> Problem description:
Repeat each line of the material below exactly as it appears, minus any pictures.

> Input data:
§ §

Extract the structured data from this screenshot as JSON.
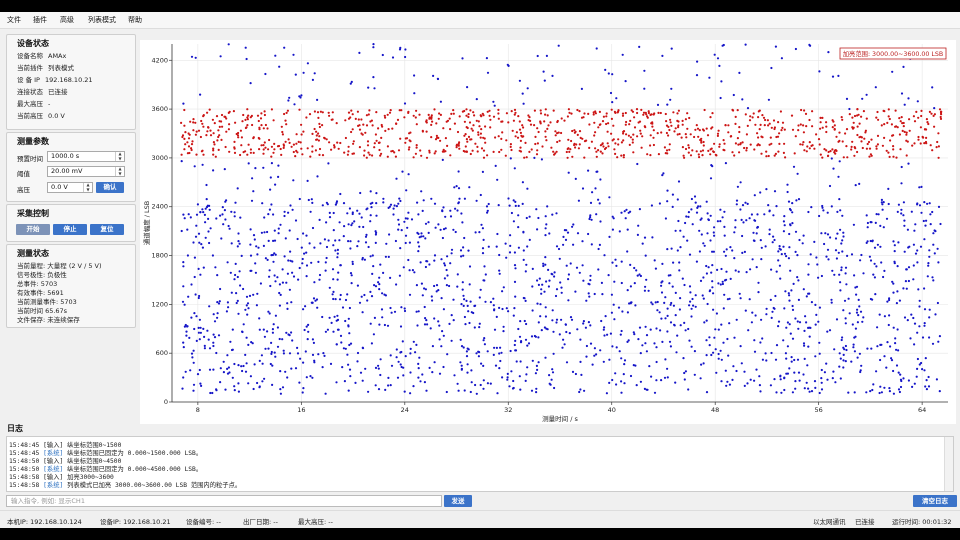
{
  "menu": [
    "文件",
    "插件",
    "高级",
    "列表模式",
    "帮助"
  ],
  "device_status": {
    "title": "设备状态",
    "rows": [
      {
        "key": "设备名称",
        "value": "AMAx"
      },
      {
        "key": "当前插件",
        "value": "列表模式"
      },
      {
        "key": "设 备 IP",
        "value": "192.168.10.21"
      },
      {
        "key": "连接状态",
        "value": "已连接"
      },
      {
        "key": "最大高压",
        "value": "-"
      },
      {
        "key": "当前高压",
        "value": "0.0 V"
      }
    ]
  },
  "measure_params": {
    "title": "测量参数",
    "preset_label": "预置时间",
    "preset_value": "1000.0 s",
    "threshold_label": "阈值",
    "threshold_value": "20.00 mV",
    "hv_label": "高压",
    "hv_value": "0.0 V",
    "confirm_label": "确认"
  },
  "acq_control": {
    "title": "采集控制",
    "start_label": "开始",
    "stop_label": "停止",
    "reset_label": "复位"
  },
  "measure_status": {
    "title": "测量状态",
    "lines": [
      "当前量程: 大量程 (2 V / 5 V)",
      "信号极性: 负极性",
      "总事件: 5703",
      "有效事件: 5691",
      "当前测量事件: 5703",
      "当前时间 65.67s",
      "文件保存: 未连续保存"
    ]
  },
  "chart_data": {
    "type": "scatter",
    "xlabel": "测量时间 / s",
    "ylabel": "通道幅度 / LSB",
    "xlim": [
      6,
      66
    ],
    "ylim": [
      0,
      4400
    ],
    "xticks": [
      8,
      16,
      24,
      32,
      40,
      48,
      56,
      64
    ],
    "yticks": [
      0,
      600,
      1200,
      1800,
      2400,
      3000,
      3600,
      4200
    ],
    "annotation": "加亮范围: 3000.00~3600.00 LSB",
    "series": [
      {
        "name": "",
        "color": "#1515c8",
        "y_range": [
          100,
          4400
        ],
        "density_note": ""
      },
      {
        "name": "",
        "color": "#cc1515",
        "y_range": [
          3000,
          3600
        ]
      }
    ]
  },
  "log": {
    "title": "日志",
    "lines": [
      {
        "time": "15:48:45",
        "tag": "[输入]",
        "text": "纵坐标范围0~1500",
        "tag_color": "#222222"
      },
      {
        "time": "15:48:45",
        "tag": "[系统]",
        "text": "纵坐标范围已固定为 0.000~1500.000 LSB。",
        "tag_color": "#2a6fbf"
      },
      {
        "time": "15:48:50",
        "tag": "[输入]",
        "text": "纵坐标范围0~4500",
        "tag_color": "#222222"
      },
      {
        "time": "15:48:50",
        "tag": "[系统]",
        "text": "纵坐标范围已固定为 0.000~4500.000 LSB。",
        "tag_color": "#2a6fbf"
      },
      {
        "time": "15:48:58",
        "tag": "[输入]",
        "text": "加亮3000~3600",
        "tag_color": "#222222"
      },
      {
        "time": "15:48:58",
        "tag": "[系统]",
        "text": "列表模式已加亮 3000.00~3600.00 LSB 范围内的粒子点。",
        "tag_color": "#2a6fbf"
      }
    ]
  },
  "command": {
    "placeholder": "输入指令, 例如: 显示CH1",
    "send_label": "发送",
    "clear_label": "清空日志"
  },
  "statusbar": {
    "local_ip": "本机IP: 192.168.10.124",
    "device_ip": "设备IP: 192.168.10.21",
    "device_no": "设备编号: --",
    "mfg_date": "出厂日期: --",
    "max_hv": "最大高压: --",
    "link": "以太网通讯",
    "conn": "已连接",
    "runtime": "运行时间: 00:01:32"
  }
}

§ §

> Solution to the exercise:
Extract the structured data from this screenshot as JSON.
{
  "menu": [
    "文件",
    "插件",
    "高级",
    "列表模式",
    "帮助"
  ],
  "device_status": {
    "title": "设备状态",
    "rows": [
      {
        "key": "设备名称",
        "value": "AMAx"
      },
      {
        "key": "当前插件",
        "value": "列表模式"
      },
      {
        "key": "设 备 IP",
        "value": "192.168.10.21"
      },
      {
        "key": "连接状态",
        "value": "已连接"
      },
      {
        "key": "最大高压",
        "value": "-"
      },
      {
        "key": "当前高压",
        "value": "0.0 V"
      }
    ]
  },
  "measure_params": {
    "title": "测量参数",
    "preset_label": "预置时间",
    "preset_value": "1000.0 s",
    "threshold_label": "阈值",
    "threshold_value": "20.00 mV",
    "hv_label": "高压",
    "hv_value": "0.0 V",
    "confirm_label": "确认"
  },
  "acq_control": {
    "title": "采集控制",
    "start_label": "开始",
    "stop_label": "停止",
    "reset_label": "复位"
  },
  "measure_status": {
    "title": "测量状态",
    "lines": [
      "当前量程: 大量程 (2 V / 5 V)",
      "信号极性: 负极性",
      "总事件: 5703",
      "有效事件: 5691",
      "当前测量事件: 5703",
      "当前时间 65.67s",
      "文件保存: 未连续保存"
    ]
  },
  "chart_data": {
    "type": "scatter",
    "xlabel": "测量时间 / s",
    "ylabel": "通道幅度 / LSB",
    "xlim": [
      6,
      66
    ],
    "ylim": [
      0,
      4400
    ],
    "xticks": [
      8,
      16,
      24,
      32,
      40,
      48,
      56,
      64
    ],
    "yticks": [
      0,
      600,
      1200,
      1800,
      2400,
      3000,
      3600,
      4200
    ],
    "annotation": "加亮范围: 3000.00~3600.00 LSB",
    "series": [
      {
        "name": "",
        "color": "#1515c8",
        "y_range": [
          100,
          4400
        ],
        "density_note": ""
      },
      {
        "name": "",
        "color": "#cc1515",
        "y_range": [
          3000,
          3600
        ]
      }
    ]
  },
  "log": {
    "title": "日志",
    "lines": [
      {
        "time": "15:48:45",
        "tag": "[输入]",
        "text": "纵坐标范围0~1500",
        "tag_color": "#222222"
      },
      {
        "time": "15:48:45",
        "tag": "[系统]",
        "text": "纵坐标范围已固定为 0.000~1500.000 LSB。",
        "tag_color": "#2a6fbf"
      },
      {
        "time": "15:48:50",
        "tag": "[输入]",
        "text": "纵坐标范围0~4500",
        "tag_color": "#222222"
      },
      {
        "time": "15:48:50",
        "tag": "[系统]",
        "text": "纵坐标范围已固定为 0.000~4500.000 LSB。",
        "tag_color": "#2a6fbf"
      },
      {
        "time": "15:48:58",
        "tag": "[输入]",
        "text": "加亮3000~3600",
        "tag_color": "#222222"
      },
      {
        "time": "15:48:58",
        "tag": "[系统]",
        "text": "列表模式已加亮 3000.00~3600.00 LSB 范围内的粒子点。",
        "tag_color": "#2a6fbf"
      }
    ]
  },
  "command": {
    "placeholder": "输入指令, 例如: 显示CH1",
    "send_label": "发送",
    "clear_label": "清空日志"
  },
  "statusbar": {
    "local_ip": "本机IP: 192.168.10.124",
    "device_ip": "设备IP: 192.168.10.21",
    "device_no": "设备编号: --",
    "mfg_date": "出厂日期: --",
    "max_hv": "最大高压: --",
    "link": "以太网通讯",
    "conn": "已连接",
    "runtime": "运行时间: 00:01:32"
  }
}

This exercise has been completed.